--- Source records ---
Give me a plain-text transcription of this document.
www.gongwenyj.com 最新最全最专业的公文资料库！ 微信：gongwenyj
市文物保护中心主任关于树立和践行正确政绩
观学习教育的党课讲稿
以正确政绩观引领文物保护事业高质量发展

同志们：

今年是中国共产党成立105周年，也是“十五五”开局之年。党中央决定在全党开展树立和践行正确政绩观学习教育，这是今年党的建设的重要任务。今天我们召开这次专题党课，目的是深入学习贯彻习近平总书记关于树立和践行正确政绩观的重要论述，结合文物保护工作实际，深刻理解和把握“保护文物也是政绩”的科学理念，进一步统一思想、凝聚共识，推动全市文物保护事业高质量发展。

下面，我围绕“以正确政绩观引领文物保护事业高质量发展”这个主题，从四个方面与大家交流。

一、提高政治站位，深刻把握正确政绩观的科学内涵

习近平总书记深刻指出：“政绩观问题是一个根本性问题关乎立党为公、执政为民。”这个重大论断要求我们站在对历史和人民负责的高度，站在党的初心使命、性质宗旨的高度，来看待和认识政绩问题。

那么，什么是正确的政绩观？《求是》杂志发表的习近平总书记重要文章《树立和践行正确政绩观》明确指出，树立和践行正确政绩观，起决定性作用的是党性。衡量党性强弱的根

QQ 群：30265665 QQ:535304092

--- What to work on ---
Copy all lines from the entries that contain the word "以正确政绩观引领文物保护事业高质量发展".

--- Written reply ---
以正确政绩观引领文物保护事业高质量发展
下面，我围绕“以正确政绩观引领文物保护事业高质量发展”这个主题，从四个方面与大家交流。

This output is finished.